Task objective:
Tally the lines holding "title" and state only that figure.

Chart and figure data:
──────
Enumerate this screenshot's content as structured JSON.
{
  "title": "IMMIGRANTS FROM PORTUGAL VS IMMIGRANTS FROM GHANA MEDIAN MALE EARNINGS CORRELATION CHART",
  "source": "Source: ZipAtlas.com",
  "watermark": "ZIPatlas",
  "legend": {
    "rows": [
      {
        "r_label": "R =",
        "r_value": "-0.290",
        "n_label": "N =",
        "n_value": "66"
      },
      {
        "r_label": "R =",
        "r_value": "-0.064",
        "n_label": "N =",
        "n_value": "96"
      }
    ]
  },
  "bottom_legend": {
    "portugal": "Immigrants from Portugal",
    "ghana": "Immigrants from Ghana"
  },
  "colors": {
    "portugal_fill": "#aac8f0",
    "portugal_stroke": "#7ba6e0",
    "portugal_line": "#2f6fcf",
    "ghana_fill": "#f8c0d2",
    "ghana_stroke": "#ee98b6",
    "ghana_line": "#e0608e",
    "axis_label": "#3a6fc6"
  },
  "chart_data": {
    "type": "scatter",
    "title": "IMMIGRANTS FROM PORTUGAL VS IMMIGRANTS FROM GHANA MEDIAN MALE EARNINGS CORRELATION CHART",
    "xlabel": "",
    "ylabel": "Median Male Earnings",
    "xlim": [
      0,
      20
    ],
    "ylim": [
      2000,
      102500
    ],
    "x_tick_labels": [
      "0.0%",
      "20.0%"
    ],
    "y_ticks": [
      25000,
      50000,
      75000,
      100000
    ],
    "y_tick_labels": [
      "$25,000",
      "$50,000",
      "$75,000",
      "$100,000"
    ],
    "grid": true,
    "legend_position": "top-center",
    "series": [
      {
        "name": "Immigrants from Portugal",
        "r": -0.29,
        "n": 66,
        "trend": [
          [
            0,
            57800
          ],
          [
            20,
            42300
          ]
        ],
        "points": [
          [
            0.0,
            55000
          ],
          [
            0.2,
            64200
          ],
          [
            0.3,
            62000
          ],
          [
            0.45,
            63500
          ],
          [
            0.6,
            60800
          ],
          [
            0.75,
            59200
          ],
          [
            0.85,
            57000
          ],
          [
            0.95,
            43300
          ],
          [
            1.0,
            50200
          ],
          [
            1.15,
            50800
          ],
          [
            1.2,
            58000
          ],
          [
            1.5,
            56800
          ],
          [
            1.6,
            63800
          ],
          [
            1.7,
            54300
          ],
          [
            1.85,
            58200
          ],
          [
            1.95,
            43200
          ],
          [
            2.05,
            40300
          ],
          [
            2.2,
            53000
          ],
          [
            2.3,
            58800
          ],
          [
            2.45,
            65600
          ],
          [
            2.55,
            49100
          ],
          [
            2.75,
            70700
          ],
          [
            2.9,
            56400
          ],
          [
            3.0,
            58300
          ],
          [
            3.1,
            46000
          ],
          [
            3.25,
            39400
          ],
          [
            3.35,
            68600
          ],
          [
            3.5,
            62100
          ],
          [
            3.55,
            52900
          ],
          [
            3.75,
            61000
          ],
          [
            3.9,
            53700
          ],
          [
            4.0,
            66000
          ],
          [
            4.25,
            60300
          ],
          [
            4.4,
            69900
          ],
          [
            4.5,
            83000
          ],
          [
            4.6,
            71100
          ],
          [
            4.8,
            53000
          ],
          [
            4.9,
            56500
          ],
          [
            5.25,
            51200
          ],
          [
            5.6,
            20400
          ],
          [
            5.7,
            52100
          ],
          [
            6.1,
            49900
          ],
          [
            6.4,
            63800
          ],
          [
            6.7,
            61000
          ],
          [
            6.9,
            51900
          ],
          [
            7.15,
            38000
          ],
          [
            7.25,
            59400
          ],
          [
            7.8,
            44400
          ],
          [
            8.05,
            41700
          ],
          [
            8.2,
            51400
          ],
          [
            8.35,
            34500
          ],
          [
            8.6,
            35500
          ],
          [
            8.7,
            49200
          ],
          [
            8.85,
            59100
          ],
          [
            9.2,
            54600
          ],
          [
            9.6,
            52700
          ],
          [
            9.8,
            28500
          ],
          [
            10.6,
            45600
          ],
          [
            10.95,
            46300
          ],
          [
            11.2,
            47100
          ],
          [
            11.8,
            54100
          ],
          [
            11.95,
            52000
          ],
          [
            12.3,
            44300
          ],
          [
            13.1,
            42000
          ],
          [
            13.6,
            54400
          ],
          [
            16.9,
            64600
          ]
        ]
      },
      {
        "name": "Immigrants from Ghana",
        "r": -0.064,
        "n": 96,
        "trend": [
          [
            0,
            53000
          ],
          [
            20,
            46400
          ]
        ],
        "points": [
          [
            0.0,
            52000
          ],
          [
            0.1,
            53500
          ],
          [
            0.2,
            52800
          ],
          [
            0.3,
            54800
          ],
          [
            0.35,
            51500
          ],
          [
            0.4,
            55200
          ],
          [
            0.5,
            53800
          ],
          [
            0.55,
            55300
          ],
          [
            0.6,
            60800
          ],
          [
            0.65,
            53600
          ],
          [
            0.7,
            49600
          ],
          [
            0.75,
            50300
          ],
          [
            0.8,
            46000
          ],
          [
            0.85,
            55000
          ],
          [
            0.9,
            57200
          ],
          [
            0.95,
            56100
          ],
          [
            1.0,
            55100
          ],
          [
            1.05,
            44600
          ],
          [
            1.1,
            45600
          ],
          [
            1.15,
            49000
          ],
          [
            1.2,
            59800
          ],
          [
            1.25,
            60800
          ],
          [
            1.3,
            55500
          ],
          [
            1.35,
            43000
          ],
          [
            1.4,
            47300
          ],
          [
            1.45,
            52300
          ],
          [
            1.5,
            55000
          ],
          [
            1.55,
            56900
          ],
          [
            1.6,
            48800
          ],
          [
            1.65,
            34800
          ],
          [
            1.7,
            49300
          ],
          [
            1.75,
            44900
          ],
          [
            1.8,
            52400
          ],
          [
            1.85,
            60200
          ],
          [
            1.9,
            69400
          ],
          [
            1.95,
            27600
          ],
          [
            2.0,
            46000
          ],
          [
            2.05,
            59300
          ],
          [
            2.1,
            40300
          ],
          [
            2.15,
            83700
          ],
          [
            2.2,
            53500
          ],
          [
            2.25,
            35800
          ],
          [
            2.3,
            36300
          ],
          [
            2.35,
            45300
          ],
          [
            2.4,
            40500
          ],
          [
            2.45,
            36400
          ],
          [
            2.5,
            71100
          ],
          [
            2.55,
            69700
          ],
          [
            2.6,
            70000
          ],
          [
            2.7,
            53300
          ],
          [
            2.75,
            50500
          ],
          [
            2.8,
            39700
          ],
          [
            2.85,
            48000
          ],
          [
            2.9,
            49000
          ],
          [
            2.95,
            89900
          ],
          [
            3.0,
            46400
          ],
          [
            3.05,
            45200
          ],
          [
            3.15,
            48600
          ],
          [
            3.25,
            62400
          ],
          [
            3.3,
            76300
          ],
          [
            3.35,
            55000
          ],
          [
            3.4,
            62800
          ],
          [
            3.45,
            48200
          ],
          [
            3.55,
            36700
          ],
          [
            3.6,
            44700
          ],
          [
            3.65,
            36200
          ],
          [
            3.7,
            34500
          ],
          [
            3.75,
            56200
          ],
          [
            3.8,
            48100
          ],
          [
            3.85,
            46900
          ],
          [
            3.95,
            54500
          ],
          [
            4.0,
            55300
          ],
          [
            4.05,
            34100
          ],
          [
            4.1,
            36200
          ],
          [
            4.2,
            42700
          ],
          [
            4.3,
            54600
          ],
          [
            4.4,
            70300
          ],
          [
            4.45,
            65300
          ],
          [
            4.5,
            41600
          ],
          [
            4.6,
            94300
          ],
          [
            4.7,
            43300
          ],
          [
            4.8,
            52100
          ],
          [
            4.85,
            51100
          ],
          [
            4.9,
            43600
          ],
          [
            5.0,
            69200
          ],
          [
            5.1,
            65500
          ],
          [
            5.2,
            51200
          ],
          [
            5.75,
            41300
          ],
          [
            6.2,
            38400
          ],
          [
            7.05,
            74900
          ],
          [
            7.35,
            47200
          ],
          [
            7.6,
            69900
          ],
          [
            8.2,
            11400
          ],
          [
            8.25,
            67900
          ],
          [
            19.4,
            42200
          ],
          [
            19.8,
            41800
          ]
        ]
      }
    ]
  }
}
──────
Written answer:
2